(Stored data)
[start]
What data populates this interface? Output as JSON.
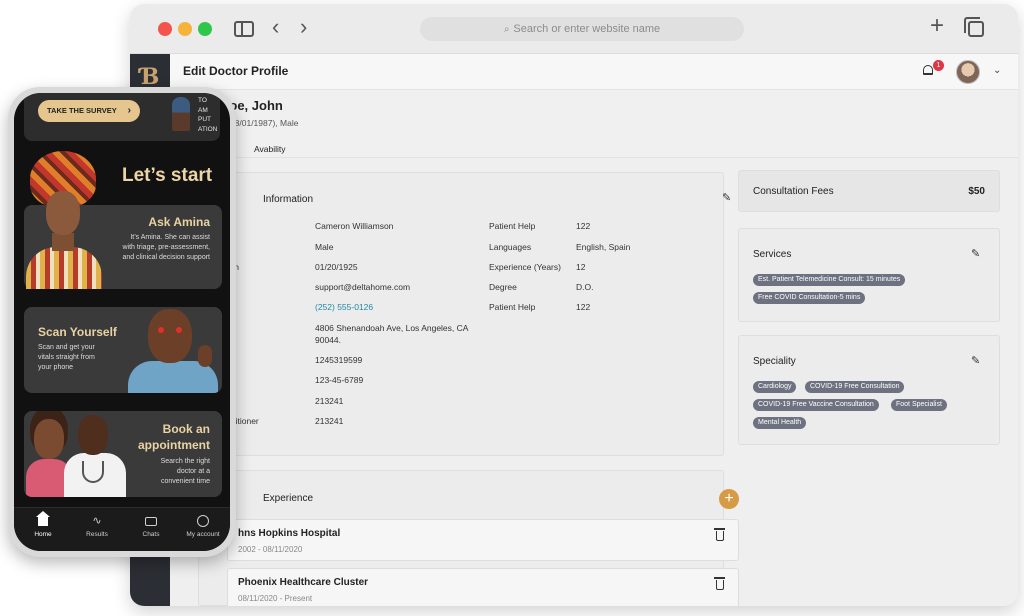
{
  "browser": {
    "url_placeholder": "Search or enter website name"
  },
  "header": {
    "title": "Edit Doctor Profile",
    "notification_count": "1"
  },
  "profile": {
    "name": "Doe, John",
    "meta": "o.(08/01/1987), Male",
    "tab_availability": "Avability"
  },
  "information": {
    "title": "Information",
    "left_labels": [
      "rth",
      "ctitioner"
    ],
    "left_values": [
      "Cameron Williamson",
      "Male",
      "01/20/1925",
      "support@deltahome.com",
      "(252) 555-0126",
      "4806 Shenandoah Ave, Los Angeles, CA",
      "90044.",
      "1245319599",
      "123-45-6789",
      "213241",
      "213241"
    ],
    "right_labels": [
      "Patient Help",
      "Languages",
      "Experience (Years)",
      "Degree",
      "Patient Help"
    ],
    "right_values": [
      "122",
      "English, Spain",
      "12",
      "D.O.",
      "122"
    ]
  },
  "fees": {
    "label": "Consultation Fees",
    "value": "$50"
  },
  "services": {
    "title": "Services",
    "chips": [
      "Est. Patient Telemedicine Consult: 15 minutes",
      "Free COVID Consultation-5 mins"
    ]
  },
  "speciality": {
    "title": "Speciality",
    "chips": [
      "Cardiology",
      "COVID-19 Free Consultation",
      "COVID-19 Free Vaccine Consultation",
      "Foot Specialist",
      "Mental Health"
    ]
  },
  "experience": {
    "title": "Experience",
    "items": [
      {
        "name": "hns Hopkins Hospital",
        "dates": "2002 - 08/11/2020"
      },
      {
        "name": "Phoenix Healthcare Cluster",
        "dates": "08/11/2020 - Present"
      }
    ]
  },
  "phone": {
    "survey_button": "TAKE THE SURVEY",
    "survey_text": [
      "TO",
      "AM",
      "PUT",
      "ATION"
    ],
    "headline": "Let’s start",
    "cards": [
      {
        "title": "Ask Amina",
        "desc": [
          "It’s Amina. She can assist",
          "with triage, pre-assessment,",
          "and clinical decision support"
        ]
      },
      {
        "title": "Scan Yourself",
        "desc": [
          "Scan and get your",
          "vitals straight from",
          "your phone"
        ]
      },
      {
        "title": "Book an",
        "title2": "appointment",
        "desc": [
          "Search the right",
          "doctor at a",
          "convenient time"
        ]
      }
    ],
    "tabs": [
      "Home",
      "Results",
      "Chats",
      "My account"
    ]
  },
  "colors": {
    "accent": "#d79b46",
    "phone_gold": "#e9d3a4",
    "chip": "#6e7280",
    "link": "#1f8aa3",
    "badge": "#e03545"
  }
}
[end]
Your objective: Leaving aside the images, write out the entries above word for word.

Worked answer:
What data populates this interface? Output as JSON.
{
  "browser": {
    "url_placeholder": "Search or enter website name"
  },
  "header": {
    "title": "Edit Doctor Profile",
    "notification_count": "1"
  },
  "profile": {
    "name": "Doe, John",
    "meta": "o.(08/01/1987), Male",
    "tab_availability": "Avability"
  },
  "information": {
    "title": "Information",
    "left_labels": [
      "rth",
      "ctitioner"
    ],
    "left_values": [
      "Cameron Williamson",
      "Male",
      "01/20/1925",
      "support@deltahome.com",
      "(252) 555-0126",
      "4806 Shenandoah Ave, Los Angeles, CA",
      "90044.",
      "1245319599",
      "123-45-6789",
      "213241",
      "213241"
    ],
    "right_labels": [
      "Patient Help",
      "Languages",
      "Experience (Years)",
      "Degree",
      "Patient Help"
    ],
    "right_values": [
      "122",
      "English, Spain",
      "12",
      "D.O.",
      "122"
    ]
  },
  "fees": {
    "label": "Consultation Fees",
    "value": "$50"
  },
  "services": {
    "title": "Services",
    "chips": [
      "Est. Patient Telemedicine Consult: 15 minutes",
      "Free COVID Consultation-5 mins"
    ]
  },
  "speciality": {
    "title": "Speciality",
    "chips": [
      "Cardiology",
      "COVID-19 Free Consultation",
      "COVID-19 Free Vaccine Consultation",
      "Foot Specialist",
      "Mental Health"
    ]
  },
  "experience": {
    "title": "Experience",
    "items": [
      {
        "name": "hns Hopkins Hospital",
        "dates": "2002 - 08/11/2020"
      },
      {
        "name": "Phoenix Healthcare Cluster",
        "dates": "08/11/2020 - Present"
      }
    ]
  },
  "phone": {
    "survey_button": "TAKE THE SURVEY",
    "survey_text": [
      "TO",
      "AM",
      "PUT",
      "ATION"
    ],
    "headline": "Let’s start",
    "cards": [
      {
        "title": "Ask Amina",
        "desc": [
          "It’s Amina. She can assist",
          "with triage, pre-assessment,",
          "and clinical decision support"
        ]
      },
      {
        "title": "Scan Yourself",
        "desc": [
          "Scan and get your",
          "vitals straight from",
          "your phone"
        ]
      },
      {
        "title": "Book an",
        "title2": "appointment",
        "desc": [
          "Search the right",
          "doctor at a",
          "convenient time"
        ]
      }
    ],
    "tabs": [
      "Home",
      "Results",
      "Chats",
      "My account"
    ]
  },
  "colors": {
    "accent": "#d79b46",
    "phone_gold": "#e9d3a4",
    "chip": "#6e7280",
    "link": "#1f8aa3",
    "badge": "#e03545"
  }
}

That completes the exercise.